■ **GOAL**
Copy word for word the passage of the Bluetooth security text from "(2) Security Mode" up to and including "Security Mode 2.".

■ **PAGE TEXT**
◇ ◇ ◇ ◇ ◇ ◇ ◇

Analysis of Bluetooth Technology’s Security Vulnerabilities and Attack Methods
In current network applications, the Internet of Things (IoT) has a ubiquitous demand for diversity, low cost, low rate, and short distance. Such demands are mainly realized through low-speed network protocols like Bluetooth. Bluetooth is an open standard for short-range communication, utilizing embedded chips to achieve wireless connections with a communication distance of 10m to 100m. The design goal of Bluetooth is to enable personal devices produced by various manufacturers to conveniently achieve low-rate data transmission and cross-operation through a unified short-range wireless connection standard. Bluetooth technology features low cost, low power consumption, small module size, and easy integration, making it very suitable for application in new IoT mobile devices.
1. Bluetooth Technology’s Security System
1.1 Four Security Modes
(1) Security Mode 1: Security Mode 1 has no security mechanisms, does not initiate security procedures, and lacks security functions such as authentication and encryption. In this mode, devices operate faster and consume less power, but data is easily attacked during transmission. Bluetooth V2.0 and earlier versions support this mode.
(2) Security Mode 2: Security Mode 2 is a mandatory service layer security mode, and security procedures can only be initiated during the establishment of logical channels. The security policies for data transmission authentication, certification requirements, and encryption requirements in this mode determine whether to issue commands to initiate security procedures. Currently, all Bluetooth versions support this mode, mainly to ensure compatibility with versions prior to V2.0.
(3) Security Mode 3: Security Mode 3 is a link layer security mechanism. In this mode, Bluetooth devices must initiate security procedures before establishing a physical link on the channel, supporting functions such as authentication and encryption. Only versions above V2.0 support Security Mode 3, making this mechanism less compatible and flexible compared to Security Mode 2.
(4) Security Mode 4: This mode is similar to Security Mode 2 and is a service-level security mechanism, employing the ECDH algorithm during the link key generation phase, offering higher security than the previous three modes and simplifying the device pairing process, which can prevent man-in-the-middle attacks and passive eavesdropping to some extent. When establishing device connections, it first determines whether to initiate security procedures, and if needed, checks whether the key is available. If the key is available, it uses the SSP (Simple Secure Pairing) method for direct pairing, connecting through authentication and encryption processes. The flowchart of the security mode mechanism for establishing connections is shown in Figure 1.

◇ ◇ ◇ ◇ ◇ ◇ ◇

■ **ENTRIES PROVIDED**
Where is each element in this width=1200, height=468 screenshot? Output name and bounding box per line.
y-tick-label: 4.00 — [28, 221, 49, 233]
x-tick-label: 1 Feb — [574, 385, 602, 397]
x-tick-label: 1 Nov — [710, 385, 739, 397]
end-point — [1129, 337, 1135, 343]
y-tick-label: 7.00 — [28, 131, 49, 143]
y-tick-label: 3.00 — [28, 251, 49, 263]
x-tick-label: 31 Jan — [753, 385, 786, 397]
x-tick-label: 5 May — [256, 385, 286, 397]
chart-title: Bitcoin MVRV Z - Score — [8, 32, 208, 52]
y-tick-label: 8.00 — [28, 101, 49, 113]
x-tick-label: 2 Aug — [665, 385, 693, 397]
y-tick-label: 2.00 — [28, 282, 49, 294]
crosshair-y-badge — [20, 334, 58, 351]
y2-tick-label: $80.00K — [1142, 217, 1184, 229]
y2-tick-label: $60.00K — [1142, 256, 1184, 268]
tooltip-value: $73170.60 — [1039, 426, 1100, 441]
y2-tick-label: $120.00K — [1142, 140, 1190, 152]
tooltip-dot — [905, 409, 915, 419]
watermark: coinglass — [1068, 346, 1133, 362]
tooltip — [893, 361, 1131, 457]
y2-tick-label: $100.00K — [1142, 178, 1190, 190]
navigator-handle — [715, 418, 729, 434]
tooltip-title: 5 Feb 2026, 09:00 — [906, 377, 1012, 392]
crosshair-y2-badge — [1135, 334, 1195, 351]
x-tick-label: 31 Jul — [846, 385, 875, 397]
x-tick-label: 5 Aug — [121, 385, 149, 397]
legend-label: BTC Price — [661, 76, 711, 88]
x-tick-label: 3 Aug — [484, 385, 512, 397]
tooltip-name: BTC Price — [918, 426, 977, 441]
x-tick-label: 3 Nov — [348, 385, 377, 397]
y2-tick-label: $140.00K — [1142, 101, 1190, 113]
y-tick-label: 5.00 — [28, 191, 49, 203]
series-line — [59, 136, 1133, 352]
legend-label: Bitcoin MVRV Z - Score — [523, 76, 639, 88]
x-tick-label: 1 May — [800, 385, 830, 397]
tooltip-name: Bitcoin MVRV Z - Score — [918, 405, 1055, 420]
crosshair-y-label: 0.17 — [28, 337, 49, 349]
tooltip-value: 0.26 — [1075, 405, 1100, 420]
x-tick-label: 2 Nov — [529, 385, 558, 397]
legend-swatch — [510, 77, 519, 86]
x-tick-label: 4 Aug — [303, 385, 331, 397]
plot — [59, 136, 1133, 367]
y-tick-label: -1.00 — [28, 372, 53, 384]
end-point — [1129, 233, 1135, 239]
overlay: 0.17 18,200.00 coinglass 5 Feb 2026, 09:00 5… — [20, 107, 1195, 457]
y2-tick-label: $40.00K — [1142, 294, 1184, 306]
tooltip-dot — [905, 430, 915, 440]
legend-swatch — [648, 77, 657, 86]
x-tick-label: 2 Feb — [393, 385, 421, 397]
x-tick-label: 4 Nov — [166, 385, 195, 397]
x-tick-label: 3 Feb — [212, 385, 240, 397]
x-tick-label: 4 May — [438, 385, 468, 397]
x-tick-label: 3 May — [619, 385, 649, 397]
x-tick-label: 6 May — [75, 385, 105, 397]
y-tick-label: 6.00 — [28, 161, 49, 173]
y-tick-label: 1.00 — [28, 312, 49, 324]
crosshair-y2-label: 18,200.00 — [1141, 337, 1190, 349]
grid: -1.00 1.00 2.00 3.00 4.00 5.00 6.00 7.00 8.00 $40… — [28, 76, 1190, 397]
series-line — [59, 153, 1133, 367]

◇ ◇ ◇ ◇ ◇ ◇ ◇

■ **ANSWER**
(2) Security Mode 2: Security Mode 2 is a mandatory service layer security mode, and security procedures can only be initiated during the establishment of logical channels. The security policies for data transmission authentication, certification requirements, and encryption requirements in this mode determine whether to issue commands to initiate security procedures. Currently, all Bluetooth versions support this mode, mainly to ensure compatibility with versions prior to V2.0.
(3) Security Mode 3: Security Mode 3 is a link layer security mechanism. In this mode, Bluetooth devices must initiate security procedures before establishing a physical link on the channel, supporting functions such as authentication and encryption. Only versions above V2.0 support Security Mode 3, making this mechanism less compatible and flexible compared to Security Mode 2.